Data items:
— Begin —

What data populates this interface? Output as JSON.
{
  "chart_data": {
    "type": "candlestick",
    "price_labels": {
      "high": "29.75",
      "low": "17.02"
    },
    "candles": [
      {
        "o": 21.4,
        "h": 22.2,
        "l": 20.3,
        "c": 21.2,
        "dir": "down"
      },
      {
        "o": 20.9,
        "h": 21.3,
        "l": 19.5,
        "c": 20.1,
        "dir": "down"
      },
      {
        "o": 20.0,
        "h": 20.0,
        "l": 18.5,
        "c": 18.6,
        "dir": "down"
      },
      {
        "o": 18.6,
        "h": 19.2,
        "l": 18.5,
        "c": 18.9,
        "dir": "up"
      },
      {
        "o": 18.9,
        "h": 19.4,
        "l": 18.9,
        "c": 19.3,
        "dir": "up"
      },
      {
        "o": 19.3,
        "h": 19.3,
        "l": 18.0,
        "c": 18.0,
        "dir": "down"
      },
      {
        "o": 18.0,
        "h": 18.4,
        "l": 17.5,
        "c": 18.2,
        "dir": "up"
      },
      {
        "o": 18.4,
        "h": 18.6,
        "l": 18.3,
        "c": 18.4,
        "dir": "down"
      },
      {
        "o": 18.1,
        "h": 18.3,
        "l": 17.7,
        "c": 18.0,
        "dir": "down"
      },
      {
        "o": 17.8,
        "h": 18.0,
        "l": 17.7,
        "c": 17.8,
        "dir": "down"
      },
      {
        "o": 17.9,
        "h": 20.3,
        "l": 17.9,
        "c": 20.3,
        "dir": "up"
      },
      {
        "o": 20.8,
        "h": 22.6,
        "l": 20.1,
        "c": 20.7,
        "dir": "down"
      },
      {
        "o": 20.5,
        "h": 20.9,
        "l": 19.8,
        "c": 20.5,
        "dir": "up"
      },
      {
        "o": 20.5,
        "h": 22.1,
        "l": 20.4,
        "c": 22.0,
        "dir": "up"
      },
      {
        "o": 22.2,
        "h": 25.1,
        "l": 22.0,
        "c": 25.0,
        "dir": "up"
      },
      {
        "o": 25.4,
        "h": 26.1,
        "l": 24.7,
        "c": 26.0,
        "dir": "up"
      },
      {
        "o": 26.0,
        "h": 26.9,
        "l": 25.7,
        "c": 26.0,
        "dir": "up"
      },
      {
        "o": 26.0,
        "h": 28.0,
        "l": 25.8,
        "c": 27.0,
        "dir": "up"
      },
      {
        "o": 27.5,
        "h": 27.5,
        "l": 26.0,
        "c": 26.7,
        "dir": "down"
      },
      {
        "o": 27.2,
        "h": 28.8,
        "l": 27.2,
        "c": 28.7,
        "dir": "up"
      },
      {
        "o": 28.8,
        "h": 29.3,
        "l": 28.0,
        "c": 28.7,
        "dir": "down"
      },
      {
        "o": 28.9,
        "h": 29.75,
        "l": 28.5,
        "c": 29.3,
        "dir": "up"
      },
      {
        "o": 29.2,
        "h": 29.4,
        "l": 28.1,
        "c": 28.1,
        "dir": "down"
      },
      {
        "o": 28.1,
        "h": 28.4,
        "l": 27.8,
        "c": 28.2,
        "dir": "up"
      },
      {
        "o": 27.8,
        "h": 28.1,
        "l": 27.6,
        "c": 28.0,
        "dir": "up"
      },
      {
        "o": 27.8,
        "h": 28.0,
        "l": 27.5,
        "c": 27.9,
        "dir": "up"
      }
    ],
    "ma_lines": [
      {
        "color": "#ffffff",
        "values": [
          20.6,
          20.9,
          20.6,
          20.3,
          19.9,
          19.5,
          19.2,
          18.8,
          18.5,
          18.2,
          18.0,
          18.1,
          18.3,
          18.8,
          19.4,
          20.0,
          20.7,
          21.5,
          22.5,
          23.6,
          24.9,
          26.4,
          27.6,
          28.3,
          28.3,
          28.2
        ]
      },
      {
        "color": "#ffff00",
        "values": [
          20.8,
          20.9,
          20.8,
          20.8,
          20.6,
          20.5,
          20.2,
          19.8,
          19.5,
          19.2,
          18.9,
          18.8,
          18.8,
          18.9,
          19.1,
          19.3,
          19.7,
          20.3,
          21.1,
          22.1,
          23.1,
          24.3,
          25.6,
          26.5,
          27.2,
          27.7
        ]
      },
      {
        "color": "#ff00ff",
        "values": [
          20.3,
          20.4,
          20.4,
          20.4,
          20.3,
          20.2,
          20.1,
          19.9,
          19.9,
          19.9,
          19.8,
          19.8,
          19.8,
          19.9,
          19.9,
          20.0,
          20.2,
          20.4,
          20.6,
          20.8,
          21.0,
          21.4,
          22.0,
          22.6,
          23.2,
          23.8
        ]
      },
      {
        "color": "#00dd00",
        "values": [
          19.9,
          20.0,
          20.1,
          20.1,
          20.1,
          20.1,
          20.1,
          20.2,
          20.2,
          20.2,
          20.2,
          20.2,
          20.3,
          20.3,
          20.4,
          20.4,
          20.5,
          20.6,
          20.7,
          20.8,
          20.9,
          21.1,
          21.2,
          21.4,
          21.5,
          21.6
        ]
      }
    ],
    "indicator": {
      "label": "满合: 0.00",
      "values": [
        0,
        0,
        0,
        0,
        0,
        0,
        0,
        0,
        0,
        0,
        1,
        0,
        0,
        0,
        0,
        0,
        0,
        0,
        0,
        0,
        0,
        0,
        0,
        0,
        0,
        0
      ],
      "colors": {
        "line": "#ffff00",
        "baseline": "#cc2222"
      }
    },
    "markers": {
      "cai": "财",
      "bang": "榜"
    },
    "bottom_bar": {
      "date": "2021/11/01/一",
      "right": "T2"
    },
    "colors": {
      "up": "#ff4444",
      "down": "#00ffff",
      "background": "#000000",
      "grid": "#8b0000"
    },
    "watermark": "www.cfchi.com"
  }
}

— End —
— Begin —

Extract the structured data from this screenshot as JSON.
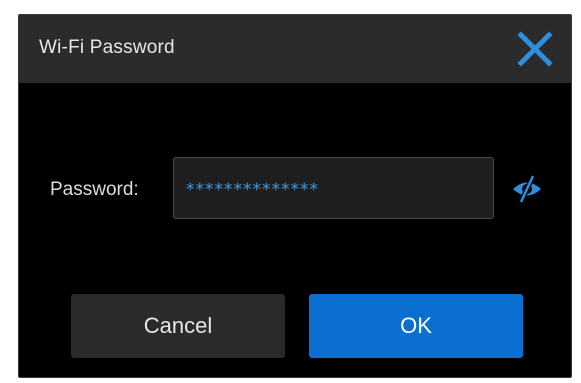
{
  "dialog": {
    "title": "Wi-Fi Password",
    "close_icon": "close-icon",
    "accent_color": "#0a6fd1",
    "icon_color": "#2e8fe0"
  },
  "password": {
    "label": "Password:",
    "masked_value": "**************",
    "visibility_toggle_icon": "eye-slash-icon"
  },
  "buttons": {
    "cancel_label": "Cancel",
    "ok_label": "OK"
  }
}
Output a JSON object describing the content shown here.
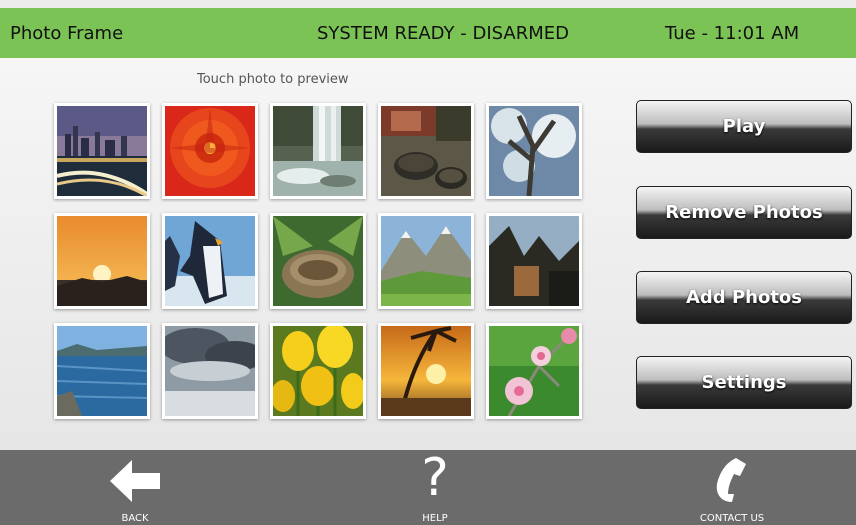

— End —
— Begin —

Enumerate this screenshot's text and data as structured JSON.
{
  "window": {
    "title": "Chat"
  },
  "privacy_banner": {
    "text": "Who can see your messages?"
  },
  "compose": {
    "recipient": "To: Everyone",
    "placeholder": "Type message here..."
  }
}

— End —

Work required: Leaving out all pictures, set down exactly the lines of the material above, from the line with "Extract the structured" to the line with "Output a JSON" inclusive, and no others.

Task answer:
Extract the structured data from this screenshot as JSON.
{
  "dialog": {
    "title": "Wi-Fi Password",
    "close_icon": "close-icon",
    "accent_color": "#0a6fd1",
    "icon_color": "#2e8fe0"
  },
  "password": {
    "label": "Password:",
    "masked_value": "**************",
    "visibility_toggle_icon": "eye-slash-icon"
  },
  "buttons": {
    "cancel_label": "Cancel",
    "ok_label": "OK"
  }
}
Output a JSON object describing the content shown here.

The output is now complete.